QUOTED PASSAGE:

The Dying is in the Details: Hollywood Warfare, One Part Where I Mess With Kill Bill

I’ve brought up swords a lot. You know it, I know it, we all know it because I will not drop it. But guess what, I’m not done! I am not even remotely close to done! Why? Well, just for starters, we need to go ahead and discuss absolutely every minor detail that bugged me about Kill Bill. Oh, yes, we are fucking going there. Because I love those movies, and I love Quentin Tarantino’s work, and I am hardest on the things I love. This is why I punch myself in the face for five full minutes each morning while staring directly into the sun, and that’s why my writing is an incoherent mess.

I don’t actually do either of those things, stop re-reading those lines like I’m telling you you’re doing for comedic effect. (Field Note: Still uncertain if drawing attention to a joke qualifies as a variation on a standard joke, or some form of meta-joke. Doubly unsure if actually funny). I was, however, being absolutely truthful about Kill Bill and the minor retroactive annoyance by a thousand cuts I’m about to deliver to said stylized action monolith. I want to be clear, when I say something doesn’t work, that’s not knocking the film: this is about addressing things that fail the real-world logic test. If anything, you should take it as praise every time I say Kill Bill is doing something badly, because it’s almost entirely a play on cliches about Eastern martial arts.

And I’m starting, of course, with my absolute biggest gripe about the film: the recurring nonsense with the Hanzo swords, which sums up almost every goofball one-liner that katana cultists bandy about even today. Like I told everyone at the outset of this mess, I don’t do anything by halves, and this seems like the best possible starting point for pure inflammatory value. So without further ado, let’s go straight to the prime example: Hattori Hanzo’s finest work, the sword of the Bride herself, the “That really was a Hattori Hanzo katana” katana. Bear in mind that Budd, Bill’s brother, considered $1,000,000 a fair price for this thing. So.

I mean, it’s not bad. A little colorless, the habaki is pretty bland, and I’m not sure how I feel about the near total absence of metal fittings on the scabbard, but it’s not bad.


This picture is from the movie’s wiki. There appears to be some confusion amongst the various renderings of the Bride’s sword as to whether it has a bo-hi, AKA a fuller or top grove, in the katana’s case running through the upper sides of the blade for its full length, where it’s usually about 2/3 or less and dead center in a European broadsword. I think this might be because the sword in the film only has a partial grove in order to accommodate the lion emblem on the blade. But enough about that: is this a good enough sword to qualify as A. Hattori Hanzo’s finest work and B. to justify all the hype? Well, the Hanzo swords in the movie seem to all be about equal to each other in how completely ridiculous they are and it’s a toss-up as to whether they’ll actually just bifurcate other swords or not, so let’s go for aesthetics, where my answer is a resounding, instantaneous and unmitigated… *sigh* nah, it’s not that great.

INFORMATION PROVIDED:
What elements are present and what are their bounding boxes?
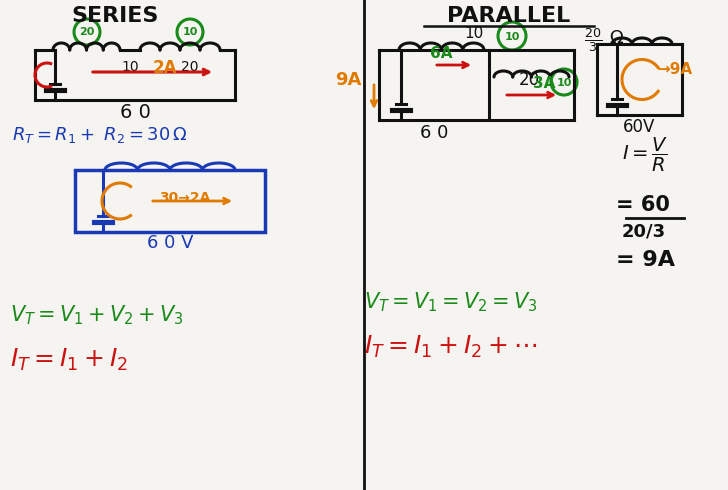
Text: 10: 10 xyxy=(505,32,520,42)
Text: 30→2A: 30→2A xyxy=(159,191,210,205)
Text: $\frac{20}{3}$: $\frac{20}{3}$ xyxy=(584,26,602,54)
Text: 10: 10 xyxy=(556,78,571,88)
Text: = 9A: = 9A xyxy=(616,250,675,270)
Text: = 60: = 60 xyxy=(616,195,670,215)
Text: 20: 20 xyxy=(79,27,95,37)
Text: 6 0 V: 6 0 V xyxy=(147,234,193,252)
Text: →9A: →9A xyxy=(657,63,692,77)
Text: 6 0: 6 0 xyxy=(420,124,448,142)
Text: $I_T = I_1 + I_2$: $I_T = I_1 + I_2$ xyxy=(10,347,128,373)
Text: 2A: 2A xyxy=(153,59,177,77)
Text: 20/3: 20/3 xyxy=(622,223,666,241)
Text: SERIES: SERIES xyxy=(71,6,159,26)
Text: 6A: 6A xyxy=(430,46,452,61)
Text: 20: 20 xyxy=(518,71,539,89)
Text: $V_T = V_1 = V_2 = V_3$: $V_T = V_1 = V_2 = V_3$ xyxy=(364,290,537,314)
Text: 3A: 3A xyxy=(533,76,555,91)
Text: 60V: 60V xyxy=(623,118,656,136)
Text: 10: 10 xyxy=(182,27,198,37)
Text: $I = \dfrac{V}{R}$: $I = \dfrac{V}{R}$ xyxy=(622,136,668,174)
Text: 6 0: 6 0 xyxy=(119,103,151,122)
Text: $V_T = V_1 + V_2 + V_3$: $V_T = V_1 + V_2 + V_3$ xyxy=(10,303,183,327)
Text: 20: 20 xyxy=(181,60,199,74)
Text: $I_T = I_1 + I_2 + \cdots$: $I_T = I_1 + I_2 + \cdots$ xyxy=(364,334,537,360)
Text: 9A: 9A xyxy=(335,71,361,89)
Text: 10: 10 xyxy=(464,26,483,41)
Text: $\Omega$: $\Omega$ xyxy=(609,29,624,47)
Text: PARALLEL: PARALLEL xyxy=(448,6,571,26)
Text: 10: 10 xyxy=(121,60,139,74)
Text: $R_T = R_1 +\ R_2 = 30\,\Omega$: $R_T = R_1 +\ R_2 = 30\,\Omega$ xyxy=(12,125,188,145)
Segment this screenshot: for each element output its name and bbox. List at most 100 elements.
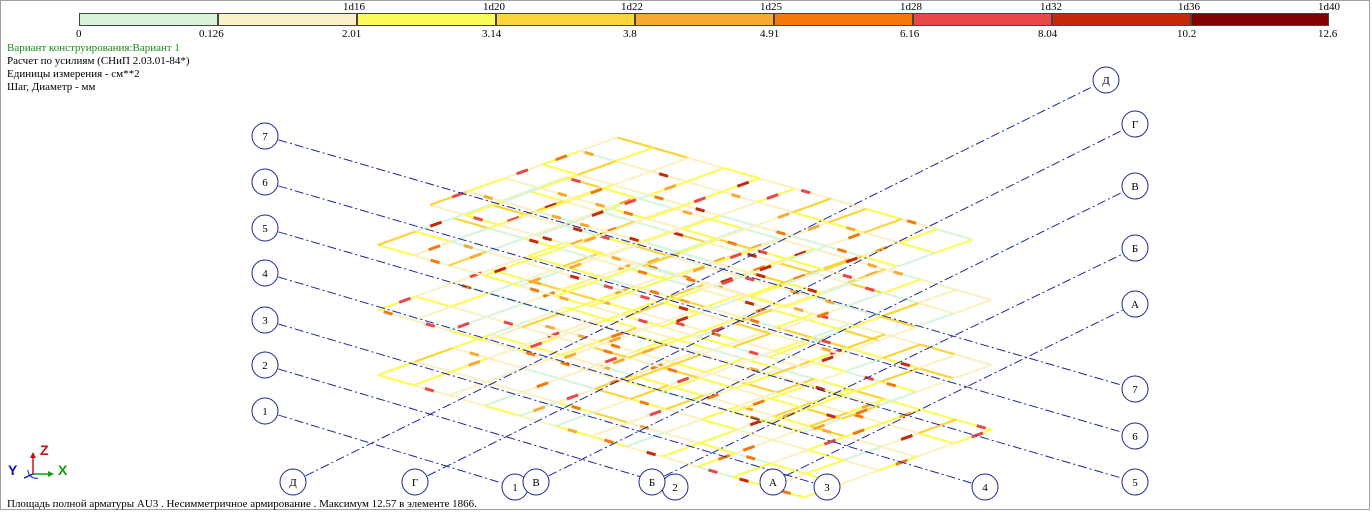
axis-marker-4[interactable]: 4: [251, 259, 279, 287]
mesh-element-highlight: [611, 331, 624, 339]
axis-marker-Г-end[interactable]: Г: [1121, 110, 1149, 138]
axis-marker-3-end[interactable]: 3: [813, 473, 841, 501]
mesh-element: [759, 177, 796, 190]
axis-marker-7[interactable]: 7: [251, 122, 279, 150]
mesh-element: [732, 332, 771, 349]
axis-marker-Д[interactable]: Д: [279, 468, 307, 496]
mesh-element: [590, 291, 629, 308]
mesh-element-highlight: [612, 357, 625, 365]
mesh-element: [847, 333, 886, 349]
mesh-element: [736, 350, 775, 366]
axis-marker-1[interactable]: 1: [251, 397, 279, 425]
mesh-element-highlight: [468, 359, 481, 367]
mesh-element-highlight: [815, 385, 826, 392]
mesh-element: [594, 322, 631, 336]
mesh-element: [813, 247, 850, 261]
mesh-element-highlight: [640, 294, 650, 301]
axis-marker-В-label: В: [532, 477, 539, 489]
axis-marker-5-end[interactable]: 5: [1121, 468, 1149, 496]
axis-marker-7-end[interactable]: 7: [1121, 375, 1149, 403]
mesh-element: [646, 204, 685, 220]
mesh-element-highlight: [469, 351, 480, 357]
mesh-element: [770, 397, 807, 410]
mesh-element-highlight: [794, 250, 807, 258]
mesh-element: [521, 312, 560, 329]
mesh-element: [661, 455, 698, 468]
mesh-element: [841, 469, 880, 485]
mesh-element-highlight: [429, 220, 443, 228]
mesh-element: [707, 217, 744, 230]
mesh-element-highlight: [529, 287, 540, 293]
mesh-element: [705, 240, 742, 254]
mesh-element-highlight: [428, 244, 441, 252]
legend-swatch: [218, 13, 357, 26]
mesh-element: [579, 136, 618, 153]
mesh-element: [772, 425, 811, 441]
axis-marker-6-end[interactable]: 6: [1121, 422, 1149, 450]
axis-marker-Г-label: Г: [412, 477, 418, 489]
axis-markers: 1 1 2 2 3 3 4 4 5 5 6 6 7 7 А А Б Б В В Г Г Д Д: [251, 66, 1149, 501]
axis-marker-2-label: 2: [262, 360, 268, 372]
mesh-element: [822, 278, 861, 295]
mesh-element: [772, 360, 811, 376]
axis-marker-Б[interactable]: Б: [638, 468, 666, 496]
mesh-element-highlight: [749, 419, 762, 427]
mesh-element: [646, 217, 683, 231]
mesh-element-highlight: [766, 193, 779, 201]
mesh-element: [736, 428, 773, 441]
mesh-element: [918, 302, 955, 315]
mesh-element: [899, 228, 938, 244]
mesh-element: [845, 435, 882, 448]
triad-x-label: X: [58, 462, 68, 478]
mesh-element: [667, 254, 704, 267]
mesh-element-highlight: [731, 193, 741, 199]
axis-marker-2-end[interactable]: 2: [661, 473, 689, 501]
axis-marker-В[interactable]: В: [522, 468, 550, 496]
mesh-element: [571, 244, 608, 258]
mesh-element-highlight: [676, 315, 689, 323]
axis-marker-А-end[interactable]: А: [1121, 290, 1149, 318]
axis-marker-5[interactable]: 5: [251, 214, 279, 242]
units-label: Единицы измерения - см**2: [7, 68, 140, 80]
mesh-element-highlight: [530, 341, 543, 349]
mesh-element: [630, 319, 669, 336]
axis-marker-6[interactable]: 6: [251, 168, 279, 196]
mesh-element: [661, 325, 698, 338]
axis-marker-2[interactable]: 2: [251, 351, 279, 379]
axis-marker-Б-end[interactable]: Б: [1121, 234, 1149, 262]
legend-top-label: 1d36: [1178, 1, 1200, 13]
axis-line: [278, 368, 662, 484]
mesh-element: [807, 383, 844, 397]
mesh-element: [527, 176, 566, 193]
axis-marker-А[interactable]: А: [759, 468, 787, 496]
mesh-element: [429, 203, 466, 217]
mesh-element: [665, 408, 702, 421]
mesh-element: [807, 370, 846, 387]
mesh-element-highlight: [667, 367, 678, 374]
axis-marker-В-end[interactable]: В: [1121, 172, 1149, 200]
mesh-element: [626, 380, 663, 393]
mesh-element-highlight: [555, 154, 568, 162]
mesh-element: [717, 224, 756, 241]
mesh-element-highlight: [569, 262, 582, 270]
status-footer: Площадь полной арматуры AU3 . Несимметри…: [7, 498, 477, 510]
mesh-element: [594, 257, 631, 271]
mesh-element: [592, 397, 631, 414]
mesh-element: [377, 230, 416, 247]
mesh-element: [680, 251, 717, 264]
mesh-element-highlight: [571, 177, 581, 184]
mesh-element: [484, 274, 521, 287]
mesh-element-highlight: [619, 198, 632, 206]
mesh-element: [736, 285, 775, 301]
axis-marker-3[interactable]: 3: [251, 306, 279, 334]
axis-marker-4-end[interactable]: 4: [971, 473, 999, 501]
mesh-element-highlight: [749, 366, 760, 373]
axis-marker-Д-end[interactable]: Д: [1092, 66, 1120, 94]
mesh-element: [880, 432, 919, 448]
mesh-element: [634, 207, 673, 223]
mesh-element: [705, 227, 744, 244]
mesh-element-highlight: [713, 256, 726, 264]
axis-marker-7-end-label: 7: [1132, 384, 1138, 396]
axis-marker-Г[interactable]: Г: [401, 468, 429, 496]
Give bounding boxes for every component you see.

STATED EXERCISE 1:
Print the stretch of the Kill Bill piece from "And I’m starting, of" through "this thing. So.".
STATED EXERCISE 2:
Write the next part of the Kill Bill piece, picking up after its last sentence.
The lines have nothing to do with the Kill Bill piece.

ANSWER 1:
And I’m starting, of course, with my absolute biggest gripe about the film: the recurring nonsense with the Hanzo swords, which sums up almost every goofball one-liner that katana cultists bandy about even today. Like I told everyone at the outset of this mess, I don’t do anything by halves, and this seems like the best possible starting point for pure inflammatory value. So without further ado, let’s go straight to the prime example: Hattori Hanzo’s finest work, the sword of the Bride herself, the “That really was a Hattori Hanzo katana” katana. Bear in mind that Budd, Bill’s brother, considered $1,000,000 a fair price for this thing. So.

ANSWER 2:
First and foremost, it’s just kind of, erm… boring. Even accounting for the sword’s movie incarnation, which has some amount of extra bling, it’s just kind of boring to look at. The goldish scabbard wrap (the term is sageo, for those of you so inclined) helps a little bit, but there’s not much awareness of color contrast. Now, let me call on some other famous pop-culture katana; I’m going to take my examples from Japanese renditions because, well, why not? First, Vergil’s Yamato from the Devil May Cry franchise.


First off, it is longer, which automatically makes it superior. Compensatory logic is the best logic.

Note the inclusion of the following: a handguard with an actual color (it’s brass), hilt fittings which contrast with the dominant color of the grip, which in turn is not only white but wrapped in a non-traditional way. The scabbard’s fittings are markedly more intricate, and especially noteworthy because the kurigata (the knob through which the scabbard’s cord wrap is passed) is on the underside of the scabbard in line with the edge, which to the best of my knowledge is not seen on any other famous katana. Vergil’s blade is also an O-katana, or overlength sword. I own such a weapon myself, as I have demonstrated before.

I consider this a significant improvement simply because it has better contrast. Now, in terms of something a bit more outlandish, there’s Jetstream Sam’s Murasama from Metal Gear Rising: Revengeance.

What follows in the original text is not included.